■ **Tus actividades**:
a – Resume en menos palabras el párrafo del texto sobre la maldad que comienza con "No podemos definir ontológicamente el mal", sin omitir sus ideas principales.
b – Continúa el texto sobre la maldad a partir de su última oración.

■ **Fragmento de página**:
※ ※ ※

Por
más que la ciencia ponga en duda nuestra libertad de elección (lo que antes
llamábamos “libre albedrío”, que suena a trino de pájaros), es imposible
desterrar del lenguaje y la mente la idea del mal, la maldad y los malvados.
Son tantos los ejemplos diarios que nos muestran el mal en estado puro, que de
poco valen las explicaciones científicas basadas en la biología, la psicología,
la neurociencia o la física cuántica. Al final de toda la cadena de
determinismos hay algo que nos hace humanos, y es la posibilidad de tomar una
decisión u otra, hacer algo o no hacerlo, hacer esto o lo otro, de donde se
deriva la responsabilidad individual como hecho ineludible. Por más
problemático que sea el juzgar, responsabilizar y condenar a alguien por la
maldad de sus actos, la sociedad se vendría a bajo si prescindimos de ello.
Otra cosa es el castigo o la condena, donde caben todos los atenuantes y
consideraciones.
No podemos
definir ontológicamente el mal, pero sí la maldad, que es cosa humana. Causar
de forma consciente y voluntaria daño y sufrimiento a los otros, pudiendo no
hacerlo, eso es maldad. Todos, a lo largo de nuestra vida, hemos actuado con
maldad algunas veces, conscientes de que hacíamos daño a otro, pero la mayoría
realizamos estos actos, llamémosles "de pequeña maldad", de forma
circunstancial o transitoria, movidos por emociones del momento: rabia,
envidia, miedo, venganza, frustración...
Estos actos de
"maldad leve" no nos hacen malos, pero nos pueden ir insensibilizando hasta convertirnos en
malas personas. Todos conocemos a buenas personas que han acabado siendo malas.

※ ※ ※

■ **Los datos**:

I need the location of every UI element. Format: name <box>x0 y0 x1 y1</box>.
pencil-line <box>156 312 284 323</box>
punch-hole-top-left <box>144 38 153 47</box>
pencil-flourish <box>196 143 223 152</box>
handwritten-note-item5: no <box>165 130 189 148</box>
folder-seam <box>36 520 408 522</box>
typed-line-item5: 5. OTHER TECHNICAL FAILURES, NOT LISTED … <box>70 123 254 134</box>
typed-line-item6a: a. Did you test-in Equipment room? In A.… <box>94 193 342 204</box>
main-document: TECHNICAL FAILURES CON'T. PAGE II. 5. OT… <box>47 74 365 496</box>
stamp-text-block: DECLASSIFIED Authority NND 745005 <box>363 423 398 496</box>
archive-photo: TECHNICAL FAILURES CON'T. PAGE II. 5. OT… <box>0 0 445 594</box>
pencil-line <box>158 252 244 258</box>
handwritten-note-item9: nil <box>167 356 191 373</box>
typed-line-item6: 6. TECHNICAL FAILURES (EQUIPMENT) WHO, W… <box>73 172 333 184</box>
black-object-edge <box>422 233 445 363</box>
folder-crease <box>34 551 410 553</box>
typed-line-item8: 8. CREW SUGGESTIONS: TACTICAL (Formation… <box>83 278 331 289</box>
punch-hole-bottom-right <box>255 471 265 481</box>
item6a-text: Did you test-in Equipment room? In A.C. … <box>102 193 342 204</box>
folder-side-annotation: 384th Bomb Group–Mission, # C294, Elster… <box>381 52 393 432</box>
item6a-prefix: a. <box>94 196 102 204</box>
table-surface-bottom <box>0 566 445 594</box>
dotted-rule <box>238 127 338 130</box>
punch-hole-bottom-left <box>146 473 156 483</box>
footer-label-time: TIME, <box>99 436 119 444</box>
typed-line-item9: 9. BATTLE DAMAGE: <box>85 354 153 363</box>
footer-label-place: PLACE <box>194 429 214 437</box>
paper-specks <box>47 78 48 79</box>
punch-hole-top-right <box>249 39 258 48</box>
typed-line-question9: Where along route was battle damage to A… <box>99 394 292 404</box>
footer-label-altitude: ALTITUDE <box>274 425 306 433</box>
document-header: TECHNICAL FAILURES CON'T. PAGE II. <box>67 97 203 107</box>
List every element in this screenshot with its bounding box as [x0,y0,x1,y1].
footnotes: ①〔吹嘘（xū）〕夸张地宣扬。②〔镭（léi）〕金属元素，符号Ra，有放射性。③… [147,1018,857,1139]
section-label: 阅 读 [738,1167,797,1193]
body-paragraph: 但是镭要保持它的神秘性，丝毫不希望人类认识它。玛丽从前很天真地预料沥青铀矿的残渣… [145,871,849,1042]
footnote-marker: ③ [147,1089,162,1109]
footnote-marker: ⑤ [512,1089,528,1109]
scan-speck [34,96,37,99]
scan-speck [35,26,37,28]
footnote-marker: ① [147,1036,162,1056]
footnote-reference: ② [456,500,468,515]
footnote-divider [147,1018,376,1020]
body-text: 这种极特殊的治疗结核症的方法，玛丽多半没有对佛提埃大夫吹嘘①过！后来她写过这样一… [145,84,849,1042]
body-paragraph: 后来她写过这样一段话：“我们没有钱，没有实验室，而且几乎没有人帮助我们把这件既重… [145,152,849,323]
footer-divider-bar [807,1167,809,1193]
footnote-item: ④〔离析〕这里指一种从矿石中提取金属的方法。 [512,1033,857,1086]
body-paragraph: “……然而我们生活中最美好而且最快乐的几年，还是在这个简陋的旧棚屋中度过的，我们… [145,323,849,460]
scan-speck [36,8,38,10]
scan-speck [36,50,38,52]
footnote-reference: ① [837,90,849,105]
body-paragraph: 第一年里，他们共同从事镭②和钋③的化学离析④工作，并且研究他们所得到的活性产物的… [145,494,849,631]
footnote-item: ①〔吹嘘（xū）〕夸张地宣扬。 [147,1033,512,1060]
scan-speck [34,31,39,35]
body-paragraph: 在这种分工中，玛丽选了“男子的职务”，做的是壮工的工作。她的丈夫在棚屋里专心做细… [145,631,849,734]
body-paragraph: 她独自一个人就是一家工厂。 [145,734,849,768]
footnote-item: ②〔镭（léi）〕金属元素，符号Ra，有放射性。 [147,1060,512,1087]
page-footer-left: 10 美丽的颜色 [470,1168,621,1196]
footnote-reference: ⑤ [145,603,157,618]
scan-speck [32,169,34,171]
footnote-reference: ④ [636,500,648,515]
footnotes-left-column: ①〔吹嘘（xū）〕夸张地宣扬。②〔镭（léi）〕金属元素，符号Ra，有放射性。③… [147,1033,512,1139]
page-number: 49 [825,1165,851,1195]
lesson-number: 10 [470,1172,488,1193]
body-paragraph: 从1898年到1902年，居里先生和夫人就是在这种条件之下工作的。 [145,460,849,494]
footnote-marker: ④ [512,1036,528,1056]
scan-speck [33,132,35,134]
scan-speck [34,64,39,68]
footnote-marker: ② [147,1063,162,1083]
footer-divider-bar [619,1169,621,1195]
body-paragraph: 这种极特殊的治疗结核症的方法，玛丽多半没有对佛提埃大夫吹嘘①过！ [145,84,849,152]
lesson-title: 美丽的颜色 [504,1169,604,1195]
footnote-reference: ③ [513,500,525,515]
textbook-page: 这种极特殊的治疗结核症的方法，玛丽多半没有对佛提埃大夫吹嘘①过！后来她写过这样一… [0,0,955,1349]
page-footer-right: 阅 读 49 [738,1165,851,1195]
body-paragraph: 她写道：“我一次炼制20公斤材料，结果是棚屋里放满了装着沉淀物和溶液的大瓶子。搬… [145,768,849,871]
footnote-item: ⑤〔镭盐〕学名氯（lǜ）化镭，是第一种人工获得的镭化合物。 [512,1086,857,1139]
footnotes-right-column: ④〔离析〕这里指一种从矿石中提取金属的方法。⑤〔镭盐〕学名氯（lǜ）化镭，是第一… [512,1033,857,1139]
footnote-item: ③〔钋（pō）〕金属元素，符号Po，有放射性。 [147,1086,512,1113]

※ ※ ※

■ **Soluciones**:
a – El mal no puede definirse ontológicamente, pero la maldad sí, porque es algo humano: causar daño y sufrimiento a otros de forma consciente y voluntaria cuando se podría evitar. Todos hemos actuado así alguna vez. Sin embargo, la mayoría lo hace de modo circunstancial o pasajero, en actos de "pequeña maldad" impulsados por emociones del momento, como la rabia, la envidia, el miedo, la venganza o la frustración.

b –
Si uno no vigila sus reacciones, el paso de los años y la vida (que suele ser
"escuela de maldades") nos acaba haciendo malas personas. Debería ser
lo contrario, que el tiempo nos fuera haciendo cada vez más lúcidos, serenos y
mejores personas. Pero esto no se logra "dejándose llevar", sino
siendo muy vigilantes y críticos con nuestras reacciones y actos. Porque no existe ni la bondad ni la maldad natural.
Ni Rousseau ni Hobbes. Ni angelismo ni satanismo
antropológico.
Preferimos
creer que somos naturalmente buenos porque es más tranquilizador, y por eso nos
cuesta tanto aceptar la existencia de asesinos, ladrones, torturadores,
mentirosos, egoístas, perversos, caraduras y psicópatas. Pero haberlos, haylos.
Disculparlos, ignorarlos o perdonarlos, no nos hace mejores personas. Quien
consiente o acepta la maldad acaba siendo cómplice y responsable de ella.
Conviene tener estas ideas claras cuando nos encontramos alrededor con tantos
ejemplos de maldad, perversión y envilecimiento. Cuanto más poder, mayor es el
grado de maldad. Haga el lector la lista de los que hoy, desde el poder, actúan
causando un inmenso daño, dolor y sufrimiento a sus ciudadanos. Causando el
mal. Y el mal es siempre, en sí mismo, algo irreparable.